> _Requirement_
Would you retype, word for word, the line with "Decode this image" and every line after it through the end of the records below?

> _Dataset_

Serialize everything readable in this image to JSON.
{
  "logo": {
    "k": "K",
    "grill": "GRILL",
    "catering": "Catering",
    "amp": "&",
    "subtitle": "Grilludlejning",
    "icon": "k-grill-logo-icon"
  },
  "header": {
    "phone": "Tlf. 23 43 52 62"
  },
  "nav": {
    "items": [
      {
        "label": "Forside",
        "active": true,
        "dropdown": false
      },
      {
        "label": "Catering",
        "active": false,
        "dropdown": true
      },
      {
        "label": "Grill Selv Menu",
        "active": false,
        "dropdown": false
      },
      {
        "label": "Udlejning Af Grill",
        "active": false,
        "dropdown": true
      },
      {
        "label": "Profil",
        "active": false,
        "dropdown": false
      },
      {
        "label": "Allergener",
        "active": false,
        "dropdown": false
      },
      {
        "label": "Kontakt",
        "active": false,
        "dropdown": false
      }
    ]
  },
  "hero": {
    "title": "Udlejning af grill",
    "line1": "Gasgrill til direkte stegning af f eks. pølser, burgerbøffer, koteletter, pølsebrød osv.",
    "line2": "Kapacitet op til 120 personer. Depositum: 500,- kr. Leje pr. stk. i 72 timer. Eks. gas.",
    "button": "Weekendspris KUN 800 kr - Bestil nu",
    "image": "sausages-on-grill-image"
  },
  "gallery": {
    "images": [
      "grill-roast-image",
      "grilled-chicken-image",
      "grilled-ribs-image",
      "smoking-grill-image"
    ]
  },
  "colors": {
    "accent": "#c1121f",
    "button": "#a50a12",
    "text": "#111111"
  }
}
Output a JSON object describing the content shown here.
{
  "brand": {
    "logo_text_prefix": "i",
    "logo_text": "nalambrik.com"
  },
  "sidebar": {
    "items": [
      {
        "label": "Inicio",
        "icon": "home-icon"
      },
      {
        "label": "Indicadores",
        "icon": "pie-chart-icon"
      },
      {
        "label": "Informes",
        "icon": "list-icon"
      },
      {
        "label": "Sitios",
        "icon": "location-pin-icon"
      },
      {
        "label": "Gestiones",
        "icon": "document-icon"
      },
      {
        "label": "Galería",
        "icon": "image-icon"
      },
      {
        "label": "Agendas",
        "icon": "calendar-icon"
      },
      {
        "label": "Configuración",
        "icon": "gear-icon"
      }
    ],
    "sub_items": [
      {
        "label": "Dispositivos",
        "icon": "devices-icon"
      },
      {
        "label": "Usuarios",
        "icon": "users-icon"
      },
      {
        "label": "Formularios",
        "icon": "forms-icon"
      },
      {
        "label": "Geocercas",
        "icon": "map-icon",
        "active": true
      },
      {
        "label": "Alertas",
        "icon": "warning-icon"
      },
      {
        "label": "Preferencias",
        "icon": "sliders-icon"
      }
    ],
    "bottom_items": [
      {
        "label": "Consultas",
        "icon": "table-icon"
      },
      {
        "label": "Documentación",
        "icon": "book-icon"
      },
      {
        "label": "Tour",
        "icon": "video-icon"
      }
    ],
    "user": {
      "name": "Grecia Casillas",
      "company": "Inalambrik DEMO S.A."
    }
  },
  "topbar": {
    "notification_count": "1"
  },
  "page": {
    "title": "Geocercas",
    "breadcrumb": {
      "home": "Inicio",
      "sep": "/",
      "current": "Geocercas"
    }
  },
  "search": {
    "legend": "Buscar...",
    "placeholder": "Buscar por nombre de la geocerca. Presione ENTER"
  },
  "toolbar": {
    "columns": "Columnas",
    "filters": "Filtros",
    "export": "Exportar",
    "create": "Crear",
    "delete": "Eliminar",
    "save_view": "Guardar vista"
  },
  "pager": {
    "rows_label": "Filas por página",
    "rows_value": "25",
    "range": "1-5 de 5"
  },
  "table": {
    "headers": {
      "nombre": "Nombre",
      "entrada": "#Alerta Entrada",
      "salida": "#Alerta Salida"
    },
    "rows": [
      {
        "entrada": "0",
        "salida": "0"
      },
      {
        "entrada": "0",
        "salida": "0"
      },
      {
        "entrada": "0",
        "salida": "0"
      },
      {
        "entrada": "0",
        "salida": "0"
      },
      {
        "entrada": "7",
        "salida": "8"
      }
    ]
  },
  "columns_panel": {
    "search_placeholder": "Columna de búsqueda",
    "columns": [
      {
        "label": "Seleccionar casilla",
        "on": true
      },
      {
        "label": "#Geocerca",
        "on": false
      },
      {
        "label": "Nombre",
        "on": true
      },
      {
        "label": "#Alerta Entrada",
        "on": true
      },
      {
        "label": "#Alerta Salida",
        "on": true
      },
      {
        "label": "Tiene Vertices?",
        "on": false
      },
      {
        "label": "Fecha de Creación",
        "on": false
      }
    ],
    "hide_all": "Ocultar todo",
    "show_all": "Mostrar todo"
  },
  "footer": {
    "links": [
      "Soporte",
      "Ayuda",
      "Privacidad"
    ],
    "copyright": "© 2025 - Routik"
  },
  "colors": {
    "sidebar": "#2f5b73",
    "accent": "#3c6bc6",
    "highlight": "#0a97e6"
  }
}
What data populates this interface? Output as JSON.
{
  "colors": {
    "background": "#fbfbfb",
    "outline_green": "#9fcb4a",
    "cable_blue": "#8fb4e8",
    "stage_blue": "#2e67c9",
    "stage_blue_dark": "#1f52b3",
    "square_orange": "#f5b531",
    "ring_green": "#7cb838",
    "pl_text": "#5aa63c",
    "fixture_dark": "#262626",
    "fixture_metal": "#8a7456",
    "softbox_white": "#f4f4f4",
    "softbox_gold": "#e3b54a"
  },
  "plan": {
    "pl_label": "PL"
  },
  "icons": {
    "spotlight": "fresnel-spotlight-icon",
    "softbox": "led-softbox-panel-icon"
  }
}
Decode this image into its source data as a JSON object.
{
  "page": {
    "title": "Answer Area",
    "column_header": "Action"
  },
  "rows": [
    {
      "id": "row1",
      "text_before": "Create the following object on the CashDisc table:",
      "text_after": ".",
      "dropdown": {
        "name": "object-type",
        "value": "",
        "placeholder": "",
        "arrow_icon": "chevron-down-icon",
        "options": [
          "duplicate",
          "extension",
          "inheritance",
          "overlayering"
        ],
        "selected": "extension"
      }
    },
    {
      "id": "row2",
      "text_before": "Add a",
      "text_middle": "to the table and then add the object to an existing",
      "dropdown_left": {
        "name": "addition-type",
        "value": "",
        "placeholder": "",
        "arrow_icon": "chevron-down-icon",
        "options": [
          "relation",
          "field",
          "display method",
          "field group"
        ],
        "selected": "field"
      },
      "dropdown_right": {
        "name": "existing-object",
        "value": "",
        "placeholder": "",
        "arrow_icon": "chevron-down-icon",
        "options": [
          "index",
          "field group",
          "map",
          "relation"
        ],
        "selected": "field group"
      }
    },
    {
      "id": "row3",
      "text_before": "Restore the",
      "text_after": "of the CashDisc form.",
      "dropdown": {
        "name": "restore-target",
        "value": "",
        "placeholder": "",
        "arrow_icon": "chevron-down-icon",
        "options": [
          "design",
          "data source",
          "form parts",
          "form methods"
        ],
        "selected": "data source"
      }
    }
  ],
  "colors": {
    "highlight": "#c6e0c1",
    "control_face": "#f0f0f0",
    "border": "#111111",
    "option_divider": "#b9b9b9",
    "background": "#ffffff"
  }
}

> _Response to this task_
Decode this image into its source data as a JSON object.
{
  "page": {
    "title": "Answer Area",
    "column_header": "Action"
  },
  "rows": [
    {
      "id": "row1",
      "text_before": "Create the following object on the CashDisc table:",
      "text_after": ".",
      "dropdown": {
        "name": "object-type",
        "value": "",
        "placeholder": "",
        "arrow_icon": "chevron-down-icon",
        "options": [
          "duplicate",
          "extension",
          "inheritance",
          "overlayering"
        ],
        "selected": "extension"
      }
    },
    {
      "id": "row2",
      "text_before": "Add a",
      "text_middle": "to the table and then add the object to an existing",
      "dropdown_left": {
        "name": "addition-type",
        "value": "",
        "placeholder": "",
        "arrow_icon": "chevron-down-icon",
        "options": [
          "relation",
          "field",
          "display method",
          "field group"
        ],
        "selected": "field"
      },
      "dropdown_right": {
        "name": "existing-object",
        "value": "",
        "placeholder": "",
        "arrow_icon": "chevron-down-icon",
        "options": [
          "index",
          "field group",
          "map",
          "relation"
        ],
        "selected": "field group"
      }
    },
    {
      "id": "row3",
      "text_before": "Restore the",
      "text_after": "of the CashDisc form.",
      "dropdown": {
        "name": "restore-target",
        "value": "",
        "placeholder": "",
        "arrow_icon": "chevron-down-icon",
        "options": [
          "design",
          "data source",
          "form parts",
          "form methods"
        ],
        "selected": "data source"
      }
    }
  ],
  "colors": {
    "highlight": "#c6e0c1",
    "control_face": "#f0f0f0",
    "border": "#111111",
    "option_divider": "#b9b9b9",
    "background": "#ffffff"
  }
}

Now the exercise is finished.